>>>>

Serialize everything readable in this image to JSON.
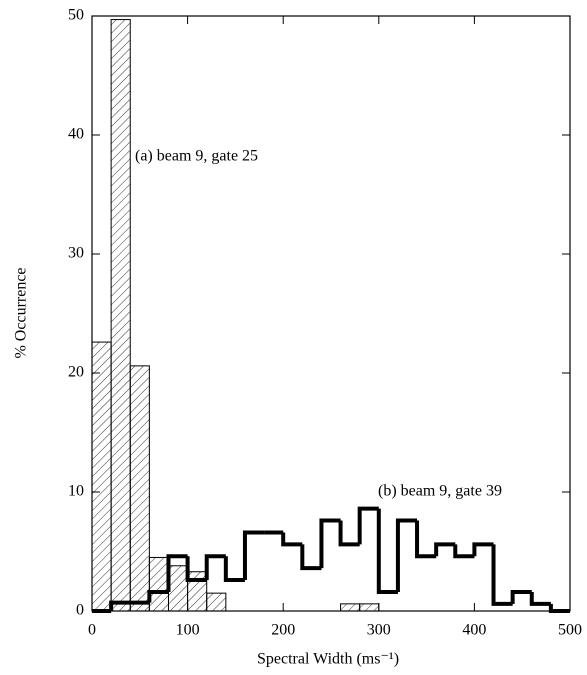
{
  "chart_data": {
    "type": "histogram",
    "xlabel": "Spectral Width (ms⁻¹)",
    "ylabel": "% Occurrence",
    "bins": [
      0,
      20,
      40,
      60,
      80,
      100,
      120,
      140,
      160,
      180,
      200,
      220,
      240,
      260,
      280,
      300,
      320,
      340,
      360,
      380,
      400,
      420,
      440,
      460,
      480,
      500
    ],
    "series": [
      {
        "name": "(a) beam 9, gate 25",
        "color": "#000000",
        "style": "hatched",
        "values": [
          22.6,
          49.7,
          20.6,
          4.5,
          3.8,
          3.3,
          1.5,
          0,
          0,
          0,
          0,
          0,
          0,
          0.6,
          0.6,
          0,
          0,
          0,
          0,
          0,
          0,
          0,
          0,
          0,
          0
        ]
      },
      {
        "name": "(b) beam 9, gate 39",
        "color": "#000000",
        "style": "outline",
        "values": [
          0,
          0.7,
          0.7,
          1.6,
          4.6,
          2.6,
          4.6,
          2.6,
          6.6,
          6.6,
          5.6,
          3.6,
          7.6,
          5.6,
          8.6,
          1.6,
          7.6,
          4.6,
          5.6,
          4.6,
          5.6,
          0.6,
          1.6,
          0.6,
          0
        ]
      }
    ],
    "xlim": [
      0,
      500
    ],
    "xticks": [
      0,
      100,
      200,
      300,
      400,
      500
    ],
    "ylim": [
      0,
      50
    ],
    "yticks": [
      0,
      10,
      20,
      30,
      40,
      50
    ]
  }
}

<<<<

## Instruction
Copy the listing in full and without alteration, omitting every picture.

## Result
Serialize everything readable in this image to JSON.
{
  "chart_data": {
    "type": "histogram",
    "xlabel": "Spectral Width (ms⁻¹)",
    "ylabel": "% Occurrence",
    "bins": [
      0,
      20,
      40,
      60,
      80,
      100,
      120,
      140,
      160,
      180,
      200,
      220,
      240,
      260,
      280,
      300,
      320,
      340,
      360,
      380,
      400,
      420,
      440,
      460,
      480,
      500
    ],
    "series": [
      {
        "name": "(a) beam 9, gate 25",
        "color": "#000000",
        "style": "hatched",
        "values": [
          22.6,
          49.7,
          20.6,
          4.5,
          3.8,
          3.3,
          1.5,
          0,
          0,
          0,
          0,
          0,
          0,
          0.6,
          0.6,
          0,
          0,
          0,
          0,
          0,
          0,
          0,
          0,
          0,
          0
        ]
      },
      {
        "name": "(b) beam 9, gate 39",
        "color": "#000000",
        "style": "outline",
        "values": [
          0,
          0.7,
          0.7,
          1.6,
          4.6,
          2.6,
          4.6,
          2.6,
          6.6,
          6.6,
          5.6,
          3.6,
          7.6,
          5.6,
          8.6,
          1.6,
          7.6,
          4.6,
          5.6,
          4.6,
          5.6,
          0.6,
          1.6,
          0.6,
          0
        ]
      }
    ],
    "xlim": [
      0,
      500
    ],
    "xticks": [
      0,
      100,
      200,
      300,
      400,
      500
    ],
    "ylim": [
      0,
      50
    ],
    "yticks": [
      0,
      10,
      20,
      30,
      40,
      50
    ]
  }
}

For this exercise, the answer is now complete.